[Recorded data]
- - -
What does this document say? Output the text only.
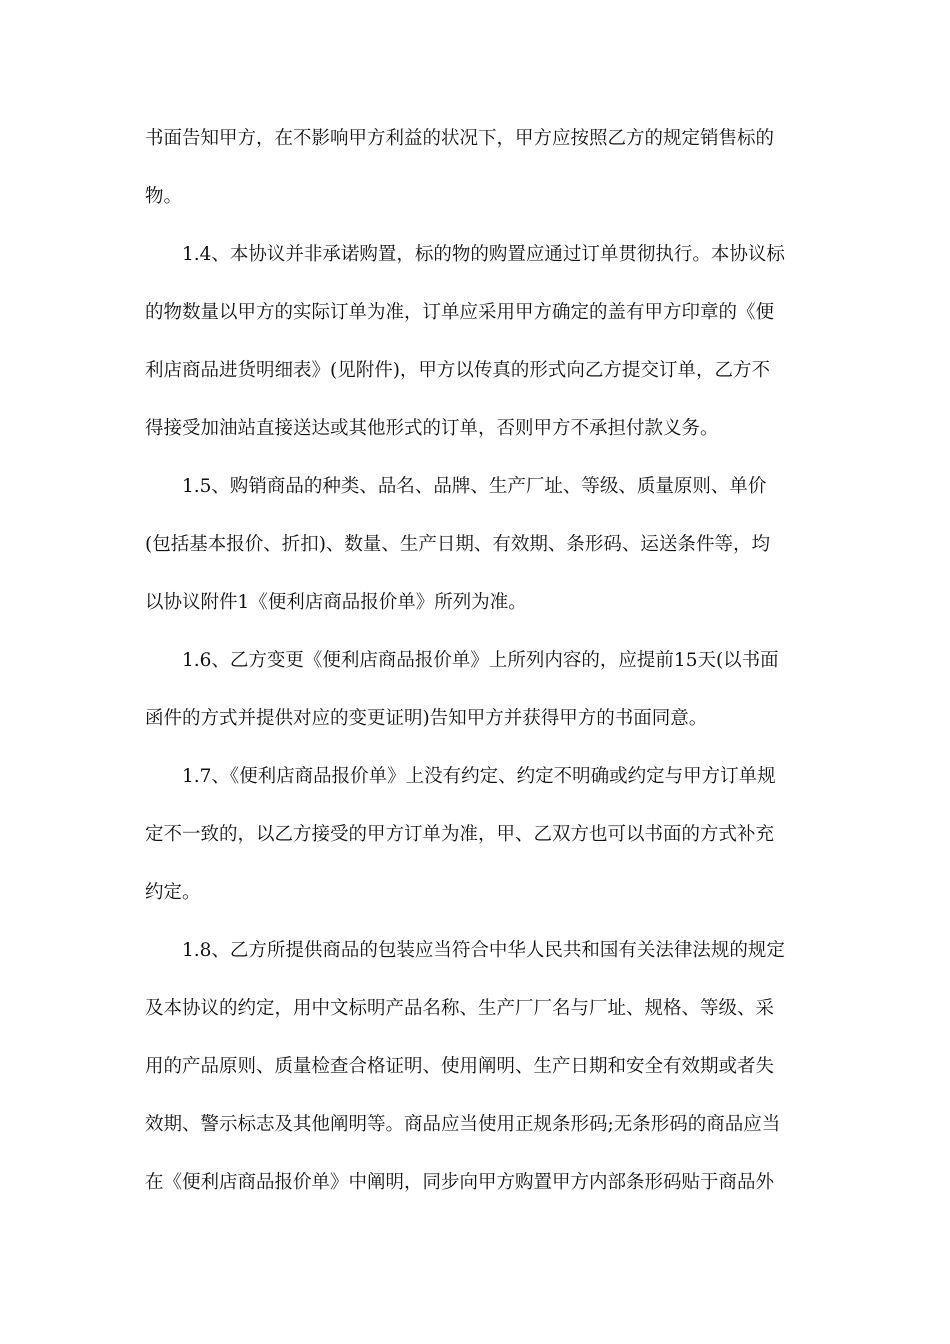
书面告知甲方，在不影响甲方利益的状况下，甲方应按照乙方的规定销售标的
物。
1.4、本协议并非承诺购置，标的物的购置应通过订单贯彻执行。本协议标
的物数量以甲方的实际订单为准，订单应采用甲方确定的盖有甲方印章的《便
利店商品进货明细表》(见附件)，甲方以传真的形式向乙方提交订单，乙方不
得接受加油站直接送达或其他形式的订单，否则甲方不承担付款义务。
1.5、购销商品的种类、品名、品牌、生产厂址、等级、质量原则、单价
(包括基本报价、折扣)、数量、生产日期、有效期、条形码、运送条件等，均
以协议附件1《便利店商品报价单》所列为准。
1.6、乙方变更《便利店商品报价单》上所列内容的，应提前15天(以书面
函件的方式并提供对应的变更证明)告知甲方并获得甲方的书面同意。
1.7、《便利店商品报价单》上没有约定、约定不明确或约定与甲方订单规
定不一致的，以乙方接受的甲方订单为准，甲、乙双方也可以书面的方式补充
约定。
1.8、乙方所提供商品的包装应当符合中华人民共和国有关法律法规的规定
及本协议的约定，用中文标明产品名称、生产厂厂名与厂址、规格、等级、采
用的产品原则、质量检查合格证明、使用阐明、生产日期和安全有效期或者失
效期、警示标志及其他阐明等。商品应当使用正规条形码;无条形码的商品应当
在《便利店商品报价单》中阐明，同步向甲方购置甲方内部条形码贴于商品外
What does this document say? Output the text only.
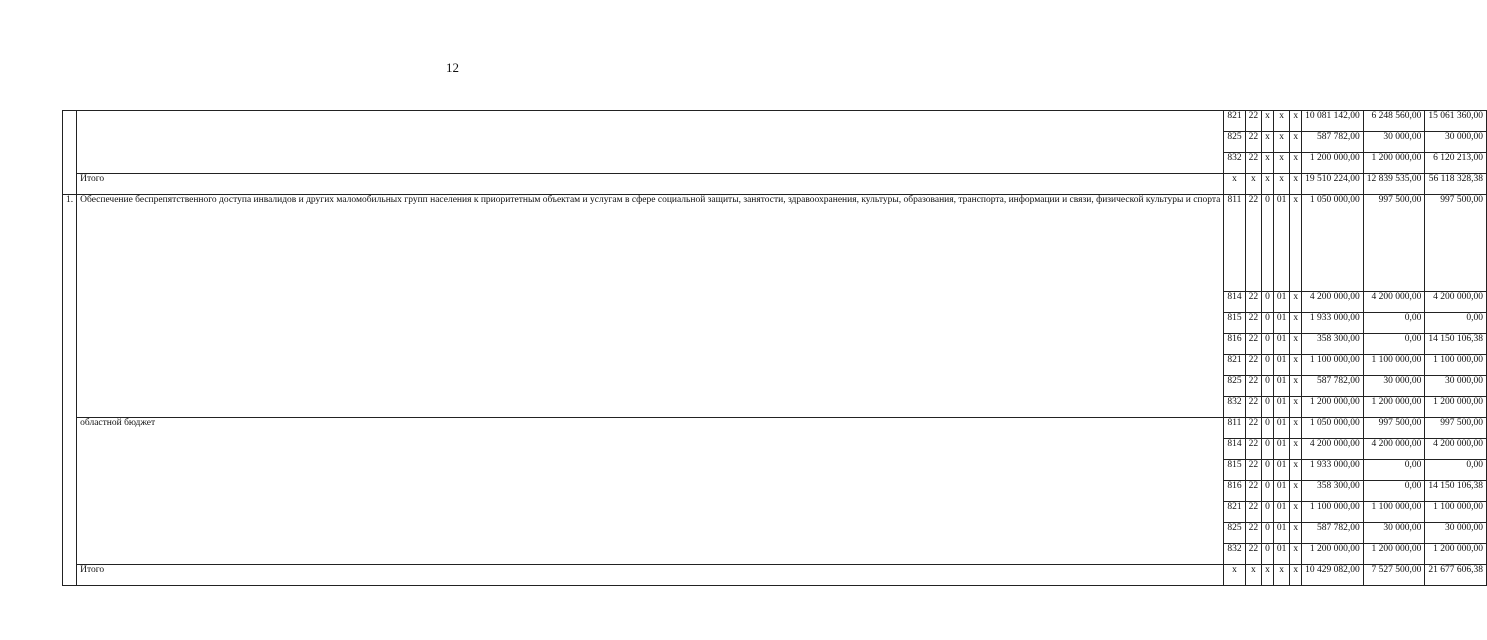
12
		821	22	x	x	x	10 081 142,00	6 248 560,00	15 061 360,00
		825	22	x	x	x	587 782,00	30 000,00	30 000,00
		832	22	x	x	x	1 200 000,00	1 200 000,00	6 120 213,00
	Итого	x	x	x	x	x	19 510 224,00	12 839 535,00	56 118 328,38
1.	Обеспечение беспрепятственного доступа инвалидов и других маломобильных групп населения к приоритетным объектам и услугам в сфере социальной защиты, занятости, здравоохранения, культуры, образования, транспорта, информации и связи, физической культуры и спорта	811	22	0	01	x	1 050 000,00	997 500,00	997 500,00
		814	22	0	01	x	4 200 000,00	4 200 000,00	4 200 000,00
		815	22	0	01	x	1 933 000,00	0,00	0,00
		816	22	0	01	x	358 300,00	0,00	14 150 106,38
		821	22	0	01	x	1 100 000,00	1 100 000,00	1 100 000,00
		825	22	0	01	x	587 782,00	30 000,00	30 000,00
		832	22	0	01	x	1 200 000,00	1 200 000,00	1 200 000,00
	областной бюджет	811	22	0	01	x	1 050 000,00	997 500,00	997 500,00
		814	22	0	01	x	4 200 000,00	4 200 000,00	4 200 000,00
		815	22	0	01	x	1 933 000,00	0,00	0,00
		816	22	0	01	x	358 300,00	0,00	14 150 106,38
		821	22	0	01	x	1 100 000,00	1 100 000,00	1 100 000,00
		825	22	0	01	x	587 782,00	30 000,00	30 000,00
		832	22	0	01	x	1 200 000,00	1 200 000,00	1 200 000,00
	Итого	x	x	x	x	x	10 429 082,00	7 527 500,00	21 677 606,38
- - -
Track down every line with the word "Итого" and copy it.

# RESULT FOR THIS EXERCISE:
	Итого	x	x	x	x	x	19 510 224,00	12 839 535,00	56 118 328,38
	Итого	x	x	x	x	x	10 429 082,00	7 527 500,00	21 677 606,38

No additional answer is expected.